━━━━━ The data ━━━━━

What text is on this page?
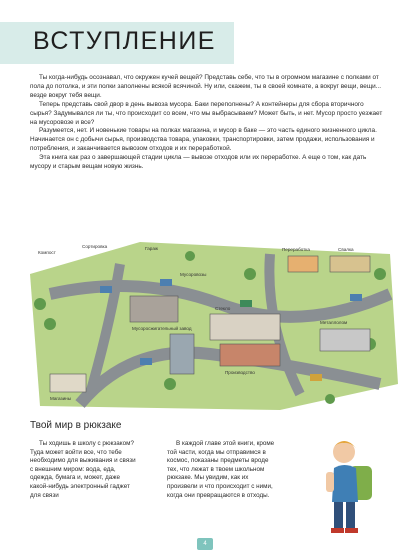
ВСТУПЛЕНИЕ

Ты когда-нибудь осознавал, что окружен кучей вещей? Представь себе, что ты в огромном магазине с полками от пола до потолка, и эти полки заполнены всякой всячиной. Ну или, скажем, ты в своей комнате, а вокруг вещи, вещи... везде вокруг тебя вещи.

Теперь представь свой двор в день вывоза мусора. Баки переполнены? А контейнеры для сбора вторичного сырья? Задумывался ли ты, что происходит со всем, что мы выбрасываем? Может быть, и нет. Мусор просто уезжает на мусоровозе и все?

Разумеется, нет. И новенькие товары на полках магазина, и мусор в баке — это часть единого жизненного цикла. Начинается он с добычи сырья, производства товара, упаковки, транспортировки, затем продажи, использования и потребления, и заканчивается вывозом отходов и их переработкой.

Эта книга как раз о завершающей стадии цикла — вывозе отходов или их переработке. А еще о том, как дать мусору и старым вещам новую жизнь.

Компост
Сортировка	Гараж
Мусоровозы
Переработка	Свалка
Металлолом
Стекло
Мусоросжигательный завод
Производство
Магазины
Твой мир в рюкзаке

Ты ходишь в школу с рюкзаком? Туда может войти все, что тебе необходимо для выживания и связи с внешним миром: вода, еда, одежда, бумага и, может, даже какой-нибудь электронный гаджет для связи

В каждой главе этой книги, кроме той части, когда мы отправимся в космос, показаны предметы вроде тех, что лежат в твоем школьном рюкзаке. Мы увидим, как их произвели и что происходит с ними, когда они превращаются в отходы.

4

━━━━━

Copy the data exactly. Any picture it contains is to be omitted.

Complete output
What text is on this page?
ВСТУПЛЕНИЕ

Ты когда-нибудь осознавал, что окружен кучей вещей? Представь себе, что ты в огромном магазине с полками от пола до потолка, и эти полки заполнены всякой всячиной. Ну или, скажем, ты в своей комнате, а вокруг вещи, вещи... везде вокруг тебя вещи.

Теперь представь свой двор в день вывоза мусора. Баки переполнены? А контейнеры для сбора вторичного сырья? Задумывался ли ты, что происходит со всем, что мы выбрасываем? Может быть, и нет. Мусор просто уезжает на мусоровозе и все?

Разумеется, нет. И новенькие товары на полках магазина, и мусор в баке — это часть единого жизненного цикла. Начинается он с добычи сырья, производства товара, упаковки, транспортировки, затем продажи, использования и потребления, и заканчивается вывозом отходов и их переработкой.

Эта книга как раз о завершающей стадии цикла — вывозе отходов или их переработке. А еще о том, как дать мусору и старым вещам новую жизнь.

Компост
Сортировка	Гараж
Мусоровозы
Переработка	Свалка
Металлолом
Стекло
Мусоросжигательный завод
Производство
Магазины
Твой мир в рюкзаке

Ты ходишь в школу с рюкзаком? Туда может войти все, что тебе необходимо для выживания и связи с внешним миром: вода, еда, одежда, бумага и, может, даже какой-нибудь электронный гаджет для связи

В каждой главе этой книги, кроме той части, когда мы отправимся в космос, показаны предметы вроде тех, что лежат в твоем школьном рюкзаке. Мы увидим, как их произвели и что происходит с ними, когда они превращаются в отходы.

4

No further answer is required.